* **RECORDS FOR PROCESSING**:
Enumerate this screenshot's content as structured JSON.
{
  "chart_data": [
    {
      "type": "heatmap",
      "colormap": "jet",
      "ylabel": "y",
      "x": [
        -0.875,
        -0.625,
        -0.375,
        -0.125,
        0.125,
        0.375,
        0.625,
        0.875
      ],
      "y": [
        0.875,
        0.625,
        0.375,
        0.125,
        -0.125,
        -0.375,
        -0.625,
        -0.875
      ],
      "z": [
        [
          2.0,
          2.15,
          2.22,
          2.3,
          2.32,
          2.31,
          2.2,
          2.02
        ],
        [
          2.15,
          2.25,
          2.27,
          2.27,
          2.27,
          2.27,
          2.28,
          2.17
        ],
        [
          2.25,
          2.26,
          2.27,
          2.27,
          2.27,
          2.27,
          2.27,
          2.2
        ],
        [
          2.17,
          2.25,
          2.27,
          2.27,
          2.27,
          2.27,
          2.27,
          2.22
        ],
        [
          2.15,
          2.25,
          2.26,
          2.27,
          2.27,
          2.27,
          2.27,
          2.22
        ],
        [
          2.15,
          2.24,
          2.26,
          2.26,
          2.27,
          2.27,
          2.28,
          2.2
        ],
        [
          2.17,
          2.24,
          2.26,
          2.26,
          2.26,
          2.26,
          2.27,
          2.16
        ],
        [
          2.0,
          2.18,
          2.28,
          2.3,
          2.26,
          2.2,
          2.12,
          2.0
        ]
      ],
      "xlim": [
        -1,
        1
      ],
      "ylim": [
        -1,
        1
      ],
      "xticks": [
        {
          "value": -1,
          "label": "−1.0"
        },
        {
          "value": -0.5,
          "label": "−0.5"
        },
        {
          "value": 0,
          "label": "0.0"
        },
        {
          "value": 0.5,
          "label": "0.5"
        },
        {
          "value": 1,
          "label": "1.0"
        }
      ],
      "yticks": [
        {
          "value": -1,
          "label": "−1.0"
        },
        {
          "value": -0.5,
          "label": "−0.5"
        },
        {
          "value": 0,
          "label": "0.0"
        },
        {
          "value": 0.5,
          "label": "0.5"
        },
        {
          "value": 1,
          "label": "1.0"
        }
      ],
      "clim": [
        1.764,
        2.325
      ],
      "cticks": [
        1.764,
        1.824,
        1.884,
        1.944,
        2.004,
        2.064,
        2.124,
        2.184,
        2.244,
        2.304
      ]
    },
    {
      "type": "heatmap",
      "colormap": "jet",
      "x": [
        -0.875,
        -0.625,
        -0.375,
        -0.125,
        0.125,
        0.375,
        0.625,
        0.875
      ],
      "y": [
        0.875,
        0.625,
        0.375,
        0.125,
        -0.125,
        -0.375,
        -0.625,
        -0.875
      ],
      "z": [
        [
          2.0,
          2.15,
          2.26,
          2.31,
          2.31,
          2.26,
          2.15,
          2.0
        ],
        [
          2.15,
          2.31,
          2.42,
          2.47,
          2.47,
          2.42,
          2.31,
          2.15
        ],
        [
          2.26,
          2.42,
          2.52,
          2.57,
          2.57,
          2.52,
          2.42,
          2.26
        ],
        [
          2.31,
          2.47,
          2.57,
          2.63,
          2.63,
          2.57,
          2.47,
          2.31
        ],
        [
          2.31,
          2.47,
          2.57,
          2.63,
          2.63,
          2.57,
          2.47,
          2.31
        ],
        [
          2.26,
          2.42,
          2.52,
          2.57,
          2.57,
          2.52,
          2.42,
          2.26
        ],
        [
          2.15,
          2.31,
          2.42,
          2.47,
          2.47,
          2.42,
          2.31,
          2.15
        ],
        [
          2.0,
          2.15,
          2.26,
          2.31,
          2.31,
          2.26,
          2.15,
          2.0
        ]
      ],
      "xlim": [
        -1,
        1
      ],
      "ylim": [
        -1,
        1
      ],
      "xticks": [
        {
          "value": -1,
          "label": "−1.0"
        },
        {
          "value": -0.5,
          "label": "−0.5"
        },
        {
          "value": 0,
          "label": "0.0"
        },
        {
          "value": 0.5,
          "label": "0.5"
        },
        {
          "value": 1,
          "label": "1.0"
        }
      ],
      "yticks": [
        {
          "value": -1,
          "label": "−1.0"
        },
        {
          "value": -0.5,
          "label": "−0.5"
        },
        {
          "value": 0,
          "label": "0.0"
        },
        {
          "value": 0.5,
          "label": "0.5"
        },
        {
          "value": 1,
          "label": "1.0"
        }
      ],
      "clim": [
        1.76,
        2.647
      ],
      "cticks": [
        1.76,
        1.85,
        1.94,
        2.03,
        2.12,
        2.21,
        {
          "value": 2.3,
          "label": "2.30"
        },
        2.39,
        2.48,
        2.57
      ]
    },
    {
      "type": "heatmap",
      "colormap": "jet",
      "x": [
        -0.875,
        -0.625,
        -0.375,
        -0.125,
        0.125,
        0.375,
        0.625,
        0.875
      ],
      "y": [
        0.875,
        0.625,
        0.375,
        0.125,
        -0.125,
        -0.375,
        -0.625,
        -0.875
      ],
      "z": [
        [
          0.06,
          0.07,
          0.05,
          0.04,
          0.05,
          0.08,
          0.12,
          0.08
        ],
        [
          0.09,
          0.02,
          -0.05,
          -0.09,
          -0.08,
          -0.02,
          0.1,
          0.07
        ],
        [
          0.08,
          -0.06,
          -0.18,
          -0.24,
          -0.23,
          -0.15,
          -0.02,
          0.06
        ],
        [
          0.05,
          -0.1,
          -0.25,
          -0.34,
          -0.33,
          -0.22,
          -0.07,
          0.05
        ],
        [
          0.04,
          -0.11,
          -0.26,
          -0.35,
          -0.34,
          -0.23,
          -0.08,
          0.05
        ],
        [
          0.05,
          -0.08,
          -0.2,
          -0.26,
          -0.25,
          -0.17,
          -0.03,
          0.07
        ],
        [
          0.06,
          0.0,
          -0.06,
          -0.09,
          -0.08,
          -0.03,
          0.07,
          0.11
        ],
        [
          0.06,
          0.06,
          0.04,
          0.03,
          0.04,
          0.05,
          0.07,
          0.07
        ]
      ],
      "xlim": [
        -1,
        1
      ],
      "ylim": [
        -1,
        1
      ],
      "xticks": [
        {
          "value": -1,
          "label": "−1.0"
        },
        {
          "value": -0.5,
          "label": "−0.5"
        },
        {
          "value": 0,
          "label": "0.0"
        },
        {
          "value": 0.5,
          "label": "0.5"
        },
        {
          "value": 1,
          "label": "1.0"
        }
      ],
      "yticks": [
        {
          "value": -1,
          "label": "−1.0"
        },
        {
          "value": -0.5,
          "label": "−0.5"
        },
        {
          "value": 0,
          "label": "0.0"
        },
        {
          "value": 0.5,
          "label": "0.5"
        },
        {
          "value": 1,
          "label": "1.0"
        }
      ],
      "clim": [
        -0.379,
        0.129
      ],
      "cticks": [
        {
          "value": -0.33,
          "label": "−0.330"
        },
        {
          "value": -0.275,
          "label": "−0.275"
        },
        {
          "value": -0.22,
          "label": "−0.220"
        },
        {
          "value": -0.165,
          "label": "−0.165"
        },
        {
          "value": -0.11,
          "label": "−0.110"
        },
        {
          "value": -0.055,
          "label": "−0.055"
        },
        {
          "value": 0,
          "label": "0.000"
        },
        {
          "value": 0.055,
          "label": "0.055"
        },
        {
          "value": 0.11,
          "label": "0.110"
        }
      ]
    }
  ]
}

* **WHAT THE TASK ASKS**:
Take the entries above and transcribe them exactly.

* **EXERCISE OUTPUT**:
Enumerate this screenshot's content as structured JSON.
{
  "chart_data": [
    {
      "type": "heatmap",
      "colormap": "jet",
      "ylabel": "y",
      "x": [
        -0.875,
        -0.625,
        -0.375,
        -0.125,
        0.125,
        0.375,
        0.625,
        0.875
      ],
      "y": [
        0.875,
        0.625,
        0.375,
        0.125,
        -0.125,
        -0.375,
        -0.625,
        -0.875
      ],
      "z": [
        [
          2.0,
          2.15,
          2.22,
          2.3,
          2.32,
          2.31,
          2.2,
          2.02
        ],
        [
          2.15,
          2.25,
          2.27,
          2.27,
          2.27,
          2.27,
          2.28,
          2.17
        ],
        [
          2.25,
          2.26,
          2.27,
          2.27,
          2.27,
          2.27,
          2.27,
          2.2
        ],
        [
          2.17,
          2.25,
          2.27,
          2.27,
          2.27,
          2.27,
          2.27,
          2.22
        ],
        [
          2.15,
          2.25,
          2.26,
          2.27,
          2.27,
          2.27,
          2.27,
          2.22
        ],
        [
          2.15,
          2.24,
          2.26,
          2.26,
          2.27,
          2.27,
          2.28,
          2.2
        ],
        [
          2.17,
          2.24,
          2.26,
          2.26,
          2.26,
          2.26,
          2.27,
          2.16
        ],
        [
          2.0,
          2.18,
          2.28,
          2.3,
          2.26,
          2.2,
          2.12,
          2.0
        ]
      ],
      "xlim": [
        -1,
        1
      ],
      "ylim": [
        -1,
        1
      ],
      "xticks": [
        {
          "value": -1,
          "label": "−1.0"
        },
        {
          "value": -0.5,
          "label": "−0.5"
        },
        {
          "value": 0,
          "label": "0.0"
        },
        {
          "value": 0.5,
          "label": "0.5"
        },
        {
          "value": 1,
          "label": "1.0"
        }
      ],
      "yticks": [
        {
          "value": -1,
          "label": "−1.0"
        },
        {
          "value": -0.5,
          "label": "−0.5"
        },
        {
          "value": 0,
          "label": "0.0"
        },
        {
          "value": 0.5,
          "label": "0.5"
        },
        {
          "value": 1,
          "label": "1.0"
        }
      ],
      "clim": [
        1.764,
        2.325
      ],
      "cticks": [
        1.764,
        1.824,
        1.884,
        1.944,
        2.004,
        2.064,
        2.124,
        2.184,
        2.244,
        2.304
      ]
    },
    {
      "type": "heatmap",
      "colormap": "jet",
      "x": [
        -0.875,
        -0.625,
        -0.375,
        -0.125,
        0.125,
        0.375,
        0.625,
        0.875
      ],
      "y": [
        0.875,
        0.625,
        0.375,
        0.125,
        -0.125,
        -0.375,
        -0.625,
        -0.875
      ],
      "z": [
        [
          2.0,
          2.15,
          2.26,
          2.31,
          2.31,
          2.26,
          2.15,
          2.0
        ],
        [
          2.15,
          2.31,
          2.42,
          2.47,
          2.47,
          2.42,
          2.31,
          2.15
        ],
        [
          2.26,
          2.42,
          2.52,
          2.57,
          2.57,
          2.52,
          2.42,
          2.26
        ],
        [
          2.31,
          2.47,
          2.57,
          2.63,
          2.63,
          2.57,
          2.47,
          2.31
        ],
        [
          2.31,
          2.47,
          2.57,
          2.63,
          2.63,
          2.57,
          2.47,
          2.31
        ],
        [
          2.26,
          2.42,
          2.52,
          2.57,
          2.57,
          2.52,
          2.42,
          2.26
        ],
        [
          2.15,
          2.31,
          2.42,
          2.47,
          2.47,
          2.42,
          2.31,
          2.15
        ],
        [
          2.0,
          2.15,
          2.26,
          2.31,
          2.31,
          2.26,
          2.15,
          2.0
        ]
      ],
      "xlim": [
        -1,
        1
      ],
      "ylim": [
        -1,
        1
      ],
      "xticks": [
        {
          "value": -1,
          "label": "−1.0"
        },
        {
          "value": -0.5,
          "label": "−0.5"
        },
        {
          "value": 0,
          "label": "0.0"
        },
        {
          "value": 0.5,
          "label": "0.5"
        },
        {
          "value": 1,
          "label": "1.0"
        }
      ],
      "yticks": [
        {
          "value": -1,
          "label": "−1.0"
        },
        {
          "value": -0.5,
          "label": "−0.5"
        },
        {
          "value": 0,
          "label": "0.0"
        },
        {
          "value": 0.5,
          "label": "0.5"
        },
        {
          "value": 1,
          "label": "1.0"
        }
      ],
      "clim": [
        1.76,
        2.647
      ],
      "cticks": [
        1.76,
        1.85,
        1.94,
        2.03,
        2.12,
        2.21,
        {
          "value": 2.3,
          "label": "2.30"
        },
        2.39,
        2.48,
        2.57
      ]
    },
    {
      "type": "heatmap",
      "colormap": "jet",
      "x": [
        -0.875,
        -0.625,
        -0.375,
        -0.125,
        0.125,
        0.375,
        0.625,
        0.875
      ],
      "y": [
        0.875,
        0.625,
        0.375,
        0.125,
        -0.125,
        -0.375,
        -0.625,
        -0.875
      ],
      "z": [
        [
          0.06,
          0.07,
          0.05,
          0.04,
          0.05,
          0.08,
          0.12,
          0.08
        ],
        [
          0.09,
          0.02,
          -0.05,
          -0.09,
          -0.08,
          -0.02,
          0.1,
          0.07
        ],
        [
          0.08,
          -0.06,
          -0.18,
          -0.24,
          -0.23,
          -0.15,
          -0.02,
          0.06
        ],
        [
          0.05,
          -0.1,
          -0.25,
          -0.34,
          -0.33,
          -0.22,
          -0.07,
          0.05
        ],
        [
          0.04,
          -0.11,
          -0.26,
          -0.35,
          -0.34,
          -0.23,
          -0.08,
          0.05
        ],
        [
          0.05,
          -0.08,
          -0.2,
          -0.26,
          -0.25,
          -0.17,
          -0.03,
          0.07
        ],
        [
          0.06,
          0.0,
          -0.06,
          -0.09,
          -0.08,
          -0.03,
          0.07,
          0.11
        ],
        [
          0.06,
          0.06,
          0.04,
          0.03,
          0.04,
          0.05,
          0.07,
          0.07
        ]
      ],
      "xlim": [
        -1,
        1
      ],
      "ylim": [
        -1,
        1
      ],
      "xticks": [
        {
          "value": -1,
          "label": "−1.0"
        },
        {
          "value": -0.5,
          "label": "−0.5"
        },
        {
          "value": 0,
          "label": "0.0"
        },
        {
          "value": 0.5,
          "label": "0.5"
        },
        {
          "value": 1,
          "label": "1.0"
        }
      ],
      "yticks": [
        {
          "value": -1,
          "label": "−1.0"
        },
        {
          "value": -0.5,
          "label": "−0.5"
        },
        {
          "value": 0,
          "label": "0.0"
        },
        {
          "value": 0.5,
          "label": "0.5"
        },
        {
          "value": 1,
          "label": "1.0"
        }
      ],
      "clim": [
        -0.379,
        0.129
      ],
      "cticks": [
        {
          "value": -0.33,
          "label": "−0.330"
        },
        {
          "value": -0.275,
          "label": "−0.275"
        },
        {
          "value": -0.22,
          "label": "−0.220"
        },
        {
          "value": -0.165,
          "label": "−0.165"
        },
        {
          "value": -0.11,
          "label": "−0.110"
        },
        {
          "value": -0.055,
          "label": "−0.055"
        },
        {
          "value": 0,
          "label": "0.000"
        },
        {
          "value": 0.055,
          "label": "0.055"
        },
        {
          "value": 0.11,
          "label": "0.110"
        }
      ]
    }
  ]
}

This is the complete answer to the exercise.